GIVEN INSTRUCTION
Answer with nothing but the number of lines that include the word "predict".

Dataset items
*-*-*

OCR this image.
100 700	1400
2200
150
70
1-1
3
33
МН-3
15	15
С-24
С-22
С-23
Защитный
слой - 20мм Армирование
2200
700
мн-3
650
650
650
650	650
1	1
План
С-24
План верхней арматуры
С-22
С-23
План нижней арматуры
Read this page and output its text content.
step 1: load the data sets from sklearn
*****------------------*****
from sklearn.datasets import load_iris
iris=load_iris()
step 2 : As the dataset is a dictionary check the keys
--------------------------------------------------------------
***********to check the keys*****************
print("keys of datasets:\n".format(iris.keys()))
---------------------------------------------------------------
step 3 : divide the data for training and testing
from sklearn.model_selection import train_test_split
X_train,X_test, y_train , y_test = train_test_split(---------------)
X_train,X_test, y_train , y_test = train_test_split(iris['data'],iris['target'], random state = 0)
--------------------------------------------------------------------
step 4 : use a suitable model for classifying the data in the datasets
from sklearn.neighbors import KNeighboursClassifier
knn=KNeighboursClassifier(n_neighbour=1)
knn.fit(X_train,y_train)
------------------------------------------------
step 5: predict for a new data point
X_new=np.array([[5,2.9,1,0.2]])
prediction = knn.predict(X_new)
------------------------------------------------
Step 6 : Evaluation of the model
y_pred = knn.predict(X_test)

*-*-*

ANSWER TO THIS EXERCISE
3